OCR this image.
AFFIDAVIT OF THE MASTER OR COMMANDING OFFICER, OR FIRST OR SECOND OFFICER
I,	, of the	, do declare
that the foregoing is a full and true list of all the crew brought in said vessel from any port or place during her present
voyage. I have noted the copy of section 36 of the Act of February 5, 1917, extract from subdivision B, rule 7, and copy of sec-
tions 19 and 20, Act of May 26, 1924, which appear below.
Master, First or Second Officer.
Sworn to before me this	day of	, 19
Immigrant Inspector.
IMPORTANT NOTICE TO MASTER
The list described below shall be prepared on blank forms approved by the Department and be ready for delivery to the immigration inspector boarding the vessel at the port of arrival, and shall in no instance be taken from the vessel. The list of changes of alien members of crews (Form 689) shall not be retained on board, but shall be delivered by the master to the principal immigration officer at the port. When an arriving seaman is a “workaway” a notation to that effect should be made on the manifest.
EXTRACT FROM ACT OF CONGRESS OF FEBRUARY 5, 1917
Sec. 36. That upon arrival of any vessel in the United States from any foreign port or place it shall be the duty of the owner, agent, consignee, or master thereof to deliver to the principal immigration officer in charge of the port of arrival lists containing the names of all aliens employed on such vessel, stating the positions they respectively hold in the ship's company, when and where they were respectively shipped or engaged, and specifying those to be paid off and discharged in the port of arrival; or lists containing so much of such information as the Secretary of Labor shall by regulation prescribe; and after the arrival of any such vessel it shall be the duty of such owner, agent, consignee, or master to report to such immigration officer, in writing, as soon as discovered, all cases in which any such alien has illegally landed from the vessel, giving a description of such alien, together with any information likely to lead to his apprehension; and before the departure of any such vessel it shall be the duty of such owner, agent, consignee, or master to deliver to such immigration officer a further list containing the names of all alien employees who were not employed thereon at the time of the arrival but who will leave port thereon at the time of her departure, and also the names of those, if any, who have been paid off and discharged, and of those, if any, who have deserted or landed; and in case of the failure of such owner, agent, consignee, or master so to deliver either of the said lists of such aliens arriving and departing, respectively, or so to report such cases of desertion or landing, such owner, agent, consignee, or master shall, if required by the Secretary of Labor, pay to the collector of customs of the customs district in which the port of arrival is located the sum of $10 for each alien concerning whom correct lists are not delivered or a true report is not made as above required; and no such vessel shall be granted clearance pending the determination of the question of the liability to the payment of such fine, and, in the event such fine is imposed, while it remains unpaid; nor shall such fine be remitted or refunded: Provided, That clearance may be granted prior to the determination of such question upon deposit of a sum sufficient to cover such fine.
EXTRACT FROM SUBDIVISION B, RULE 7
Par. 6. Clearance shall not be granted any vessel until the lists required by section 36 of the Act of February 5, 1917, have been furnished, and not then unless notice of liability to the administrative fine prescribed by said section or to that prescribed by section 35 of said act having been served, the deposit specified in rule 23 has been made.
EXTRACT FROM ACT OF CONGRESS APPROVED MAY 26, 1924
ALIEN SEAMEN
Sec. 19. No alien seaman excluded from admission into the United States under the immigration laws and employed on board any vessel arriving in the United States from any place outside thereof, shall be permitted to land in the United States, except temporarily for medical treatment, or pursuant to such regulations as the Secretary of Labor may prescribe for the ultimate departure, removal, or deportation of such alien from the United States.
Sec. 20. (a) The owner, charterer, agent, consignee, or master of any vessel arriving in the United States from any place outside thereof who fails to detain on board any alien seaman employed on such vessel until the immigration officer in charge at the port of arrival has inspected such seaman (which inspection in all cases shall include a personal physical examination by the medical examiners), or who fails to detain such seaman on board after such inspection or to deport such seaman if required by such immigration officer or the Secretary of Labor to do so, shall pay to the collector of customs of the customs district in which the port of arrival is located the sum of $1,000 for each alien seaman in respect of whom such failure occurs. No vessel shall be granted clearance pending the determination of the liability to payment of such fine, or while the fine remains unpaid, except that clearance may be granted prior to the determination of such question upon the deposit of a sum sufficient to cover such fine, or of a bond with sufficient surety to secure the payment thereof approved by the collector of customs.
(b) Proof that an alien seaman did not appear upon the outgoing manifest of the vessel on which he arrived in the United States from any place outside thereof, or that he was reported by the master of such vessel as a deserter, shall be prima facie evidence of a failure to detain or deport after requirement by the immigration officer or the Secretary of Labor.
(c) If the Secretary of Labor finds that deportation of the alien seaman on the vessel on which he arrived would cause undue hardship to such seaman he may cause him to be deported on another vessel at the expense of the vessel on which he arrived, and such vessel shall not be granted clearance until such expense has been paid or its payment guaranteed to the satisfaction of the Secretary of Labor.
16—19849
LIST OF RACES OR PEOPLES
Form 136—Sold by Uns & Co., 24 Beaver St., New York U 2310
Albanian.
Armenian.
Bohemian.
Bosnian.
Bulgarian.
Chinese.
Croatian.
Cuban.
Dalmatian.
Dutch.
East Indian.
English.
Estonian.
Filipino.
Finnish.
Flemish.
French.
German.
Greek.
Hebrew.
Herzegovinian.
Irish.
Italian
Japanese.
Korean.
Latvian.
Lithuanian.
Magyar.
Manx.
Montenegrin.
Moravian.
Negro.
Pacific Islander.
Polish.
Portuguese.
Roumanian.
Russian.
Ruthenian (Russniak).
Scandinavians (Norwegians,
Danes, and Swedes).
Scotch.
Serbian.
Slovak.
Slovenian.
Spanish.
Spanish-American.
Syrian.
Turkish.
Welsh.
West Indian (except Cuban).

########################################

### [TASK GOAL]
Keep only those lines of the records that hold "detain", and return them.

### [RESULT OF THE TASK]
Sec. 20. (a) The owner, charterer, agent, consignee, or master of any vessel arriving in the United States from any place outside thereof who fails to detain on board any alien seaman employed on such vessel until the immigration officer in charge at the port of arrival has inspected such seaman (which inspection in all cases shall include a personal physical examination by the medical examiners), or who fails to detain such seaman on board after such inspection or to deport such seaman if required by such immigration officer or the Secretary of Labor to do so, shall pay to the collector of customs of the customs district in which the port of arrival is located the sum of $1,000 for each alien seaman in respect of whom such failure occurs. No vessel shall be granted clearance pending the determination of the liability to payment of such fine, or while the fine remains unpaid, except that clearance may be granted prior to the determination of such question upon the deposit of a sum sufficient to cover such fine, or of a bond with sufficient surety to secure the payment thereof approved by the collector of customs.
(b) Proof that an alien seaman did not appear upon the outgoing manifest of the vessel on which he arrived in the United States from any place outside thereof, or that he was reported by the master of such vessel as a deserter, shall be prima facie evidence of a failure to detain or deport after requirement by the immigration officer or the Secretary of Labor.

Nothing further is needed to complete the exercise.